TASK DIRECTIONS: Show all lines from the listing below that contain "products".

GIVEN RECORDS:
----

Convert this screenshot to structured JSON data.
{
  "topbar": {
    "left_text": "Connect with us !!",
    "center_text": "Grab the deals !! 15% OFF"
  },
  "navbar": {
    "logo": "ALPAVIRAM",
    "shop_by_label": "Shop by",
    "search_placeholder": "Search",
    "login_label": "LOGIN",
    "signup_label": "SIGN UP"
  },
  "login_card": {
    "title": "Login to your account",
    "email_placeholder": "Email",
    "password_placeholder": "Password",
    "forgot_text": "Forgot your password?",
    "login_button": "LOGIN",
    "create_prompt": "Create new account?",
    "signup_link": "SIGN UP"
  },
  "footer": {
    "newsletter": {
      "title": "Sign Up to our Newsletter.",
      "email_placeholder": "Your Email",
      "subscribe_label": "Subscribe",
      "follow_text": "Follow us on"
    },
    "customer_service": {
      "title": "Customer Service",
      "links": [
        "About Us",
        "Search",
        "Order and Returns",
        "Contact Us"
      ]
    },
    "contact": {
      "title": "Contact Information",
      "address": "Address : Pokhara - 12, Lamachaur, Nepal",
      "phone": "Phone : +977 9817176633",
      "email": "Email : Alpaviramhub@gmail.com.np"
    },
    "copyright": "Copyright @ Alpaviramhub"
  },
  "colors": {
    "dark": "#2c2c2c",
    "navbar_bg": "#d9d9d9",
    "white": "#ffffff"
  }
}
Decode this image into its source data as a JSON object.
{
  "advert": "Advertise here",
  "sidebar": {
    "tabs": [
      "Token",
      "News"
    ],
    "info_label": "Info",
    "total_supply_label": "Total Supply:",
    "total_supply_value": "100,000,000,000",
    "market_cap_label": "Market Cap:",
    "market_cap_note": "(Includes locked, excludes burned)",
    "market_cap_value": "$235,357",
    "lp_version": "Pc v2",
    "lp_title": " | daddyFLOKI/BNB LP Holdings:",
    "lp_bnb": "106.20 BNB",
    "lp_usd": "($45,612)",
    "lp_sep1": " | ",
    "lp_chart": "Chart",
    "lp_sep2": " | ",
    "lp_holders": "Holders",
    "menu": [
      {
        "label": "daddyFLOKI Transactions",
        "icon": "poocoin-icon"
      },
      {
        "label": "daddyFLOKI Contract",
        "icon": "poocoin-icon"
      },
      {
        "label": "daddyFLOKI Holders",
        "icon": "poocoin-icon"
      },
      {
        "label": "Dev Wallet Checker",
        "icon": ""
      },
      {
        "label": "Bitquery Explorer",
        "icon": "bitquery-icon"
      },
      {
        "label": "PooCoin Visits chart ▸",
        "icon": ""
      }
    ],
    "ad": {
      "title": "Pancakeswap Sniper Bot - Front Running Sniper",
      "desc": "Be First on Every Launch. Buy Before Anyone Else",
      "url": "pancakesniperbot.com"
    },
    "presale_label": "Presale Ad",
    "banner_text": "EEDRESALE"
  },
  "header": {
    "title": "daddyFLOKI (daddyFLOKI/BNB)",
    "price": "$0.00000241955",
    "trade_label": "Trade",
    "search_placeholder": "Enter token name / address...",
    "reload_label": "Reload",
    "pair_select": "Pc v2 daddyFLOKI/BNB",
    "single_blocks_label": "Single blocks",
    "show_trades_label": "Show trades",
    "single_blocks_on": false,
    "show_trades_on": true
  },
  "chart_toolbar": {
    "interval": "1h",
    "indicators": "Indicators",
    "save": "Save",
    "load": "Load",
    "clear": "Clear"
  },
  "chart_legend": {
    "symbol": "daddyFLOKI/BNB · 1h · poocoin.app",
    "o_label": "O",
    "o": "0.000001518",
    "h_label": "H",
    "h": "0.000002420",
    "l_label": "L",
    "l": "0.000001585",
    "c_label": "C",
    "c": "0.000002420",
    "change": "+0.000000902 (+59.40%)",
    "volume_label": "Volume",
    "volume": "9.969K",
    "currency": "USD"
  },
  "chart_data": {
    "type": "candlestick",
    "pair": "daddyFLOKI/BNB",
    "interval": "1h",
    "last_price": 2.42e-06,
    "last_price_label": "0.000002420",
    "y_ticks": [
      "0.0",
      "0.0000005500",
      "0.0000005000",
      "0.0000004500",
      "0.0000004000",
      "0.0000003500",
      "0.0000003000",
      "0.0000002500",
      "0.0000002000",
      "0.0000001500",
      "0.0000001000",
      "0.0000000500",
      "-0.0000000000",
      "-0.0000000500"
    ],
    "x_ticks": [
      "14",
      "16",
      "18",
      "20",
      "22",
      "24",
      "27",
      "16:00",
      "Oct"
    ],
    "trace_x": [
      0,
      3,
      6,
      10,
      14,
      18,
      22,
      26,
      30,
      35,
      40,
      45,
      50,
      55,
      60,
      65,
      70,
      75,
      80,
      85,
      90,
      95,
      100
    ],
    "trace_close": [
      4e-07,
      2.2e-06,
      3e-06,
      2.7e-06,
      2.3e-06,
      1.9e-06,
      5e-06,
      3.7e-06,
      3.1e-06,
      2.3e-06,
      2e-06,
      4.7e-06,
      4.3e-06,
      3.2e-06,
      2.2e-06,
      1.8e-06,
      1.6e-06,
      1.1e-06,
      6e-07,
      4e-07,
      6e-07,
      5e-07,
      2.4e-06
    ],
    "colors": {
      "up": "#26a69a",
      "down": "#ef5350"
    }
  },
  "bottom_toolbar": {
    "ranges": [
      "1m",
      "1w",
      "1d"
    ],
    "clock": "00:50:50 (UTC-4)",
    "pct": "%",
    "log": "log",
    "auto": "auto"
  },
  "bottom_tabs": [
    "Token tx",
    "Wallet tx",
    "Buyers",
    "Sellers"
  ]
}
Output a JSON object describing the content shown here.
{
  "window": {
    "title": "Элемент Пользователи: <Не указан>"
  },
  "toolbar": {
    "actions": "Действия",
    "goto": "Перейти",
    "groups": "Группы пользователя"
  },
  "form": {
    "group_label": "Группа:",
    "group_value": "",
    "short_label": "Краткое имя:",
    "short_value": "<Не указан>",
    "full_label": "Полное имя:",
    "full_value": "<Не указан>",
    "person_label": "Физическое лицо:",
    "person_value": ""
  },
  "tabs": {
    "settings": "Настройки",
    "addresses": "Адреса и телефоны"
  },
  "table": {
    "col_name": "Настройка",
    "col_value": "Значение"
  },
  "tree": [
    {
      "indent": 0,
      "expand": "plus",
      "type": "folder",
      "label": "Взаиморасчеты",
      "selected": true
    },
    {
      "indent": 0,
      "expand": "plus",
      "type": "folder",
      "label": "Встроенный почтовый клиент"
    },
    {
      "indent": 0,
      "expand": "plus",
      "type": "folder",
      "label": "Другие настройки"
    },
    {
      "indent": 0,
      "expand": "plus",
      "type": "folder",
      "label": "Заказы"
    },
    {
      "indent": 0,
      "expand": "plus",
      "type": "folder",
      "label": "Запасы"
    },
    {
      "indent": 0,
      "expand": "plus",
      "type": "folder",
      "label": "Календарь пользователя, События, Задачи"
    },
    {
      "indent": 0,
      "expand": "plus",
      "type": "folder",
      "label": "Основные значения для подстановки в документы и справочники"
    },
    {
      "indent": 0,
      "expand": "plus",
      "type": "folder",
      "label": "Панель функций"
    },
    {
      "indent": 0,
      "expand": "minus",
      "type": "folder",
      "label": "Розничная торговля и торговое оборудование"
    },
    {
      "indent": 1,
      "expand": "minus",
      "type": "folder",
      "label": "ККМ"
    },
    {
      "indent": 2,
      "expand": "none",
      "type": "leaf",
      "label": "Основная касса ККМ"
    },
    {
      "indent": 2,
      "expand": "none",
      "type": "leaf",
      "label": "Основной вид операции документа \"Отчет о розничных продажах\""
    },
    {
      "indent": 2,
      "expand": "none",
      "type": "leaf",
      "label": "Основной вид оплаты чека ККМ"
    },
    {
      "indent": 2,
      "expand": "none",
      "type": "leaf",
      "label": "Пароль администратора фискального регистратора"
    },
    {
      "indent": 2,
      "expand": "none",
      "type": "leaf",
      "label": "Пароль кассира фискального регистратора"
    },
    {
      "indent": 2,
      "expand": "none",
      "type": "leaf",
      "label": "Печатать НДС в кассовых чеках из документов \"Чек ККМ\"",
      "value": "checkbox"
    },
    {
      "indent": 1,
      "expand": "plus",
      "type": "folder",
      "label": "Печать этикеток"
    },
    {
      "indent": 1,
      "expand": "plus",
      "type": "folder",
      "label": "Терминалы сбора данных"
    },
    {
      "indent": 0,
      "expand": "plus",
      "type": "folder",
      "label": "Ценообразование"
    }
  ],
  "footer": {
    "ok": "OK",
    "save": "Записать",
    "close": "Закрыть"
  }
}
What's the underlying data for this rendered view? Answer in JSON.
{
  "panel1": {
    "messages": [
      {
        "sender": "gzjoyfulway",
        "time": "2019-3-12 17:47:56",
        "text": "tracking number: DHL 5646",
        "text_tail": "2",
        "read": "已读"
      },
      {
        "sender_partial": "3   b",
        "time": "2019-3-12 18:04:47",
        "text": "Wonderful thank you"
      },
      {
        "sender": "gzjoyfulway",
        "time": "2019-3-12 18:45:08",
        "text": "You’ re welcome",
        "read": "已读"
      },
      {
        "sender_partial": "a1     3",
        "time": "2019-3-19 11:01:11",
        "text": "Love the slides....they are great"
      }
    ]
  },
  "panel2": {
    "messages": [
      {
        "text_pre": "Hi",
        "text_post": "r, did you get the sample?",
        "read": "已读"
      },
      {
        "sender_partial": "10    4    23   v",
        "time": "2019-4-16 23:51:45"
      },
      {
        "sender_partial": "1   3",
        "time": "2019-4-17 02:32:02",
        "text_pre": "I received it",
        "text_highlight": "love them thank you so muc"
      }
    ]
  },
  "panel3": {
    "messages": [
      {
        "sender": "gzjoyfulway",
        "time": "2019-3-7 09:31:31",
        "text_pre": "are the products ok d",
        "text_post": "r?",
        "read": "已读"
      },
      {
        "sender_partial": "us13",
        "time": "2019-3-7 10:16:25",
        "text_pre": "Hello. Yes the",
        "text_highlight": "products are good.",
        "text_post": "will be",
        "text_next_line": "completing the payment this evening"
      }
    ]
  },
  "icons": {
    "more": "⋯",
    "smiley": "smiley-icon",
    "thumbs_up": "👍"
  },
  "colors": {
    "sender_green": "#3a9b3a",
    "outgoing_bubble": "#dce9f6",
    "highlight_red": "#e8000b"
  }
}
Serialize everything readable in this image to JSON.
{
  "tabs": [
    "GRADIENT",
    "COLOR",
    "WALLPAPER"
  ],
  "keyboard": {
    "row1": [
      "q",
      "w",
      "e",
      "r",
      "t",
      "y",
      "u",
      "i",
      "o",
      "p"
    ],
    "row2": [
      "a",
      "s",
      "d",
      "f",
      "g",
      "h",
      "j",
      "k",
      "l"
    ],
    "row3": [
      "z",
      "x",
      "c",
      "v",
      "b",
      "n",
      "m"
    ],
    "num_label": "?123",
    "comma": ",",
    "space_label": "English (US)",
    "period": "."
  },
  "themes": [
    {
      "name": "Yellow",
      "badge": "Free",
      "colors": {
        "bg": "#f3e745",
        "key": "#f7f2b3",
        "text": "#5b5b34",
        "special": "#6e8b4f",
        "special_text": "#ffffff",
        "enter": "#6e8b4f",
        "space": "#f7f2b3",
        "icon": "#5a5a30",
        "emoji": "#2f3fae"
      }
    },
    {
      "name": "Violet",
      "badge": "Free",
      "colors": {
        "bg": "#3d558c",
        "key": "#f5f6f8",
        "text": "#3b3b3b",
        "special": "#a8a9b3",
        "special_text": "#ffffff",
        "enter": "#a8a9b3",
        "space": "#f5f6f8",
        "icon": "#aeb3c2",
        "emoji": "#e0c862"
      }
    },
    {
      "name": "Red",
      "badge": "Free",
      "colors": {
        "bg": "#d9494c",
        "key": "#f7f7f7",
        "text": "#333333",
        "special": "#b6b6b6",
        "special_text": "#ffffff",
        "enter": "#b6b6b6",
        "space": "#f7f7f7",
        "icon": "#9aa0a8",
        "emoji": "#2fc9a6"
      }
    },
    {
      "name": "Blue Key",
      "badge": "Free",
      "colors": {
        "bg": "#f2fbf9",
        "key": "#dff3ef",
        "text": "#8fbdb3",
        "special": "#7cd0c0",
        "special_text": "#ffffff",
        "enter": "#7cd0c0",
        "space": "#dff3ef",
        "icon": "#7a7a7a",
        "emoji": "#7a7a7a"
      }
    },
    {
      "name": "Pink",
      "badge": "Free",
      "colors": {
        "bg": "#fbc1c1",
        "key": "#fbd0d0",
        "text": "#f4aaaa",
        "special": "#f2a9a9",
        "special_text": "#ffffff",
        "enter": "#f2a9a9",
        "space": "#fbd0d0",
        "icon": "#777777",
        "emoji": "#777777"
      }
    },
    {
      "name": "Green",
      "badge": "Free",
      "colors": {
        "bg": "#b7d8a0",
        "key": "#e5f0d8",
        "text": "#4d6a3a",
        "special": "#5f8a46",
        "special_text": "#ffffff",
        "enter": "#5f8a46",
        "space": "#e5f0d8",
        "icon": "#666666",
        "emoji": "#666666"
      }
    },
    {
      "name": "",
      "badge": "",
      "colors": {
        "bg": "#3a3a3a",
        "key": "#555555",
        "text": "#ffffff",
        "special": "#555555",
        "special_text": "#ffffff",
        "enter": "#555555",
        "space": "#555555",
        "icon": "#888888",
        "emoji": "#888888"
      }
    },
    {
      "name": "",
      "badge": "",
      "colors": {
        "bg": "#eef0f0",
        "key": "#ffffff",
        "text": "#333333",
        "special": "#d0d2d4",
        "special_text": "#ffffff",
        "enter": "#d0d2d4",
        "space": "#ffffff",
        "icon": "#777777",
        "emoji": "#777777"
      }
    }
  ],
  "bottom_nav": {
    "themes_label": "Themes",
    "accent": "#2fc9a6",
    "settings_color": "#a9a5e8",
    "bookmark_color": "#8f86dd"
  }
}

----

FINAL RESULT:
        "text_pre": "are the products ok d",
        "text_highlight": "products are good.",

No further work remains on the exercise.